** BEGIN Input data **
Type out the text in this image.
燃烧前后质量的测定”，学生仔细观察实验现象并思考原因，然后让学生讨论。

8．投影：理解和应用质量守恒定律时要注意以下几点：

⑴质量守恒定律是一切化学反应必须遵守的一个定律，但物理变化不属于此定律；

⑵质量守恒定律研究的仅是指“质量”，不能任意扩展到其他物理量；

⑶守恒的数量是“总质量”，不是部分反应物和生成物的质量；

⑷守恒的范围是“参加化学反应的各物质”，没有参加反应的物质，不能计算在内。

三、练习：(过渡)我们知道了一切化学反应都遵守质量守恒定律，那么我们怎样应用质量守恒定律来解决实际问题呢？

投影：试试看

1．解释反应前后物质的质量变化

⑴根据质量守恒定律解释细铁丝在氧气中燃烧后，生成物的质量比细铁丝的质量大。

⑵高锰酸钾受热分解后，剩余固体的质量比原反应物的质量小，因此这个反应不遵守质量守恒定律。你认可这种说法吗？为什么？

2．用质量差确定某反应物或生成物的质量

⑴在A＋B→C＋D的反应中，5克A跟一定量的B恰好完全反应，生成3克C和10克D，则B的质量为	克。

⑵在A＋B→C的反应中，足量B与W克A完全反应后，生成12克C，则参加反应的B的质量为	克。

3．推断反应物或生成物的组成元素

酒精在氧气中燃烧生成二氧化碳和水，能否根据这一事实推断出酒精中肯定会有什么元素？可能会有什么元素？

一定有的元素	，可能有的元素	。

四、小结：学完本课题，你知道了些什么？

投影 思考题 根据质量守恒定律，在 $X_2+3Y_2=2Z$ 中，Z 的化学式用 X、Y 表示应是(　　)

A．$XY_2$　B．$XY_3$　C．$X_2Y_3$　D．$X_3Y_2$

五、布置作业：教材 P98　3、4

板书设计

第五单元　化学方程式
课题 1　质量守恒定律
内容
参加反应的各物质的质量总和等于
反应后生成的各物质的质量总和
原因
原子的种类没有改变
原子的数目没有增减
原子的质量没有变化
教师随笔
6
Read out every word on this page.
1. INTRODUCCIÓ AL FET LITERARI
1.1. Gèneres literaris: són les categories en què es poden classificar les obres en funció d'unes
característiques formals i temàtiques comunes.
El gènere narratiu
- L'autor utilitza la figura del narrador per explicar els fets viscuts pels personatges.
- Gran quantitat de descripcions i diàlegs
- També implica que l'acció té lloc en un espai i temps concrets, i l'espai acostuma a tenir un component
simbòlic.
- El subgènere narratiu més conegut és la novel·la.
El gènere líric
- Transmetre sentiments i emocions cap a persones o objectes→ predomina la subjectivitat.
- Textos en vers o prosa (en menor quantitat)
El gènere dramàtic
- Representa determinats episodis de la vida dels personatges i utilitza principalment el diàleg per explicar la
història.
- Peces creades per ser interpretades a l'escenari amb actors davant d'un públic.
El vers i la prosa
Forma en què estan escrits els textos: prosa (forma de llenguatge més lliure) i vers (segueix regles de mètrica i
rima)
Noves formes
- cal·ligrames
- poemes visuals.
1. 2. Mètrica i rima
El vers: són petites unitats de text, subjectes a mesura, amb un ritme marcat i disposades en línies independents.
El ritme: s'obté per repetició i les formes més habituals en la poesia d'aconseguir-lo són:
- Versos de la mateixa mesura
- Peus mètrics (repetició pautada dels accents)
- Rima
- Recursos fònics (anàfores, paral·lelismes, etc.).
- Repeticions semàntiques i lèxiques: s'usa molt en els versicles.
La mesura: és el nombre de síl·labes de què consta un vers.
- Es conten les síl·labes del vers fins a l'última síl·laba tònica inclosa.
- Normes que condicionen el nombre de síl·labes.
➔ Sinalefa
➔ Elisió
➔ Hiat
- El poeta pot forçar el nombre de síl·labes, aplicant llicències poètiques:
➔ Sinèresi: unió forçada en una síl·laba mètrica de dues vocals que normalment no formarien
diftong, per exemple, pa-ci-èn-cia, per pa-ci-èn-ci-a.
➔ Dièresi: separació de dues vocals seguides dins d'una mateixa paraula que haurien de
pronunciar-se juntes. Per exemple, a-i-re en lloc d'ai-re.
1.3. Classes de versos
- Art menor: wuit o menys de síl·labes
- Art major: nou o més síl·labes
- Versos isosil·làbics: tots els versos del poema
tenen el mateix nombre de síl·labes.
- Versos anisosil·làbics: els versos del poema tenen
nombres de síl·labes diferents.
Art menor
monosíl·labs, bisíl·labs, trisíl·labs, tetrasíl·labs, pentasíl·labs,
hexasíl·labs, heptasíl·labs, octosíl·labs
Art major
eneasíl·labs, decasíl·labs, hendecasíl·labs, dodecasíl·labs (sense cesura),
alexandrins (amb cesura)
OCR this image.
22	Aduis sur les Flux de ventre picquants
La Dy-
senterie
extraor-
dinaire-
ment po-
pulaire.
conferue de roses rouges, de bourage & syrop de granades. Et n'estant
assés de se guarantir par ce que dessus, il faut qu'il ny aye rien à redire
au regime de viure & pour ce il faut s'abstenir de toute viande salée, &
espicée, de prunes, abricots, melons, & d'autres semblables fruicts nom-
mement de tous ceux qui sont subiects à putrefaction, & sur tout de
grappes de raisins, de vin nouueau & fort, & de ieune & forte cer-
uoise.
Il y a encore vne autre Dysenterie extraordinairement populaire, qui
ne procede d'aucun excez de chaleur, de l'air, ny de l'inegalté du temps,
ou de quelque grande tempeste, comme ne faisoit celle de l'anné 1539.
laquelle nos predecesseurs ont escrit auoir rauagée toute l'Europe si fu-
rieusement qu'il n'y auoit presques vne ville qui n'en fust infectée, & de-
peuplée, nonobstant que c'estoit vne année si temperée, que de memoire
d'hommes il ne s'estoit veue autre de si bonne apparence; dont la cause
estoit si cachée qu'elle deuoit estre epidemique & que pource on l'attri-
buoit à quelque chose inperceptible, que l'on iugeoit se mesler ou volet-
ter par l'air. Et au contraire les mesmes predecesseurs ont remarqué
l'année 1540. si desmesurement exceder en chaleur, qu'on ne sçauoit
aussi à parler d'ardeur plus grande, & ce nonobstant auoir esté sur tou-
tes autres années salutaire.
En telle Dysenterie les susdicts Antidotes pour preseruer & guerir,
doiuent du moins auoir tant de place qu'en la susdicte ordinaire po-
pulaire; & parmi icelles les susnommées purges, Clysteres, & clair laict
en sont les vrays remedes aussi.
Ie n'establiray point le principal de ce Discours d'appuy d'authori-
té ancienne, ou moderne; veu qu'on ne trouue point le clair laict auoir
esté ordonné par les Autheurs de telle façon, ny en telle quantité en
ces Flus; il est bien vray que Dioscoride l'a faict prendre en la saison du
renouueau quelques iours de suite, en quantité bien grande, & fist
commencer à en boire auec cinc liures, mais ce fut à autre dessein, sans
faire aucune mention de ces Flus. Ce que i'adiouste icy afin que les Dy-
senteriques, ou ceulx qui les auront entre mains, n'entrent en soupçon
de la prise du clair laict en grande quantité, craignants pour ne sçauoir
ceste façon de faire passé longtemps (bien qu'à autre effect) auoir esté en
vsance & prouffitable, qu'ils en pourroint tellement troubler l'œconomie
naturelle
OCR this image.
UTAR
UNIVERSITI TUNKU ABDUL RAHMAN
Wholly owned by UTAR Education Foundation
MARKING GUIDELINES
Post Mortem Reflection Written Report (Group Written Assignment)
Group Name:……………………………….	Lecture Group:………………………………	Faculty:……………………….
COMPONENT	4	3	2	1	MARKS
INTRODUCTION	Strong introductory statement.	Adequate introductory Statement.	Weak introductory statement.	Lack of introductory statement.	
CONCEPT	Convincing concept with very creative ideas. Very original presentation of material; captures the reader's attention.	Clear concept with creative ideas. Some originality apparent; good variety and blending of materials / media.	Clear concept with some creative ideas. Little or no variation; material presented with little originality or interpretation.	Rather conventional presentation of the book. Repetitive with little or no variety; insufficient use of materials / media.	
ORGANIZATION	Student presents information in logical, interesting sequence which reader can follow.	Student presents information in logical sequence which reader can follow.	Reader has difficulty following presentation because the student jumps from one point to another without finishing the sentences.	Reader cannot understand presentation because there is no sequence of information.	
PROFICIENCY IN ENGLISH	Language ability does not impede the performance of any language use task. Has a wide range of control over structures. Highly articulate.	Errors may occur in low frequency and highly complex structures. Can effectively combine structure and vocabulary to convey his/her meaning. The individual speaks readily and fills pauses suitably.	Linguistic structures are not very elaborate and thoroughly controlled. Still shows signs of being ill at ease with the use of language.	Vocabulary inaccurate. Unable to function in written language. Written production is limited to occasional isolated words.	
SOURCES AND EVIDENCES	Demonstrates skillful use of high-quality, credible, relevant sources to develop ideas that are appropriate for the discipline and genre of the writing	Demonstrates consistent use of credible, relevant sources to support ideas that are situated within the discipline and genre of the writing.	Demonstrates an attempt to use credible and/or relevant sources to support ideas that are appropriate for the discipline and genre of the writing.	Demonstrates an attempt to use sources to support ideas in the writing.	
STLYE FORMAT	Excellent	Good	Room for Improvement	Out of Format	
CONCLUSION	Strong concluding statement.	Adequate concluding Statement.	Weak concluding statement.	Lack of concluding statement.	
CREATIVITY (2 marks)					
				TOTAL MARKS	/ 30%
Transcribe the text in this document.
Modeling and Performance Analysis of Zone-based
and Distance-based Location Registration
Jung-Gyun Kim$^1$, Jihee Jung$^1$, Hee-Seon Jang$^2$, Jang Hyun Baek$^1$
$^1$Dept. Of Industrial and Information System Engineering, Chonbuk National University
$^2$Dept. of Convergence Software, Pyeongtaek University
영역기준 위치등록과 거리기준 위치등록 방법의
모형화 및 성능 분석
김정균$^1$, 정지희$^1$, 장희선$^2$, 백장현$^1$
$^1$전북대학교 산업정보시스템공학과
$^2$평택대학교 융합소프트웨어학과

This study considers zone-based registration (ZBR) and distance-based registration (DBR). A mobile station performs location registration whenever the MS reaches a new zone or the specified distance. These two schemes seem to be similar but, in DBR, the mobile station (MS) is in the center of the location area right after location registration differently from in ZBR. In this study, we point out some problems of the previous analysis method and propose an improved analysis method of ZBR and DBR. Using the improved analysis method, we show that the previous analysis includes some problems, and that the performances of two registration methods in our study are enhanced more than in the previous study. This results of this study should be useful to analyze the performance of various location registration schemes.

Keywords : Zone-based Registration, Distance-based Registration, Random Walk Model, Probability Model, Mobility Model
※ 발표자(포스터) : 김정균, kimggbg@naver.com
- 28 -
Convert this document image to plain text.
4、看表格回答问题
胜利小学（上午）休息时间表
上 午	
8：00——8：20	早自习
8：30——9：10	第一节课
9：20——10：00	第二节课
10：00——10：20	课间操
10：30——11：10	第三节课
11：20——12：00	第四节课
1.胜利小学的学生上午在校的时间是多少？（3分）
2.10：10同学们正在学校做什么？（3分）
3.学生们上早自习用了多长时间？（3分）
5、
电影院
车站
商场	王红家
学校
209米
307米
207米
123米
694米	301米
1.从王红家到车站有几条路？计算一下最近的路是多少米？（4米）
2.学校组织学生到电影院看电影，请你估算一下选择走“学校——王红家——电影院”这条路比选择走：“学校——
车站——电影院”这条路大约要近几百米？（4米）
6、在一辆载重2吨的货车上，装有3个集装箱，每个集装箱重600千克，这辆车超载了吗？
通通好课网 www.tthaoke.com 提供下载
** END Input data **
Look through the material above and pick out each line holding the word "làbics".

— Output of the task —
- Versos isosil·làbics: tots els versos del poema
- Versos anisosil·làbics: els versos del poema tenen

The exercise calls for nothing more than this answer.